Extracted records:

-- begin --

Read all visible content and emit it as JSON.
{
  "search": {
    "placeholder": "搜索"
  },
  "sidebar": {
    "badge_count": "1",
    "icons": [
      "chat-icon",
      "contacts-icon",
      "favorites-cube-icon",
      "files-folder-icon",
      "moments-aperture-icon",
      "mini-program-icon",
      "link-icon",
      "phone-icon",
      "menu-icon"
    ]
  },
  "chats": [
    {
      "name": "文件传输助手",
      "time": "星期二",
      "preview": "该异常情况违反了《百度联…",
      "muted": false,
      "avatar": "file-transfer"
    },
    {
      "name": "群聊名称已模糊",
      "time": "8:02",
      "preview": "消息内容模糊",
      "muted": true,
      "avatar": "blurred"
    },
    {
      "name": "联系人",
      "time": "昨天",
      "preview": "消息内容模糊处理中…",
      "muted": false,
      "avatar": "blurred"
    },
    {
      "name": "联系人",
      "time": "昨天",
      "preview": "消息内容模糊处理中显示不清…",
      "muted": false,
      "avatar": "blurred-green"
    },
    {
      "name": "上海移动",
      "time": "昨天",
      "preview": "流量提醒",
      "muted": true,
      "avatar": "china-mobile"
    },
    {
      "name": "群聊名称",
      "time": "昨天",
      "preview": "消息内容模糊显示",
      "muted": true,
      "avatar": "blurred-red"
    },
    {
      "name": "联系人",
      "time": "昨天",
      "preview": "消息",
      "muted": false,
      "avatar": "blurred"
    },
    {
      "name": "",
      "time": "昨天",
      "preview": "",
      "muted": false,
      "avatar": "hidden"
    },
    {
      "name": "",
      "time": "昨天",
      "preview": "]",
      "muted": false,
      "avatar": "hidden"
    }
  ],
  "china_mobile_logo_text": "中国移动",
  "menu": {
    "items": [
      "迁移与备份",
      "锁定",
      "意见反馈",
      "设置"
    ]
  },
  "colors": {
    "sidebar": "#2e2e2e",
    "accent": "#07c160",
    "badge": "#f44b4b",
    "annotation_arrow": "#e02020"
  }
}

-- end --

:: WHAT THIS TASK INVOLVES ::
Copy out each line exactly.

:: EXPECTED ANSWER ::
Read all visible content and emit it as JSON.
{
  "search": {
    "placeholder": "搜索"
  },
  "sidebar": {
    "badge_count": "1",
    "icons": [
      "chat-icon",
      "contacts-icon",
      "favorites-cube-icon",
      "files-folder-icon",
      "moments-aperture-icon",
      "mini-program-icon",
      "link-icon",
      "phone-icon",
      "menu-icon"
    ]
  },
  "chats": [
    {
      "name": "文件传输助手",
      "time": "星期二",
      "preview": "该异常情况违反了《百度联…",
      "muted": false,
      "avatar": "file-transfer"
    },
    {
      "name": "群聊名称已模糊",
      "time": "8:02",
      "preview": "消息内容模糊",
      "muted": true,
      "avatar": "blurred"
    },
    {
      "name": "联系人",
      "time": "昨天",
      "preview": "消息内容模糊处理中…",
      "muted": false,
      "avatar": "blurred"
    },
    {
      "name": "联系人",
      "time": "昨天",
      "preview": "消息内容模糊处理中显示不清…",
      "muted": false,
      "avatar": "blurred-green"
    },
    {
      "name": "上海移动",
      "time": "昨天",
      "preview": "流量提醒",
      "muted": true,
      "avatar": "china-mobile"
    },
    {
      "name": "群聊名称",
      "time": "昨天",
      "preview": "消息内容模糊显示",
      "muted": true,
      "avatar": "blurred-red"
    },
    {
      "name": "联系人",
      "time": "昨天",
      "preview": "消息",
      "muted": false,
      "avatar": "blurred"
    },
    {
      "name": "",
      "time": "昨天",
      "preview": "",
      "muted": false,
      "avatar": "hidden"
    },
    {
      "name": "",
      "time": "昨天",
      "preview": "]",
      "muted": false,
      "avatar": "hidden"
    }
  ],
  "china_mobile_logo_text": "中国移动",
  "menu": {
    "items": [
      "迁移与备份",
      "锁定",
      "意见反馈",
      "设置"
    ]
  },
  "colors": {
    "sidebar": "#2e2e2e",
    "accent": "#07c160",
    "badge": "#f44b4b",
    "annotation_arrow": "#e02020"
  }
}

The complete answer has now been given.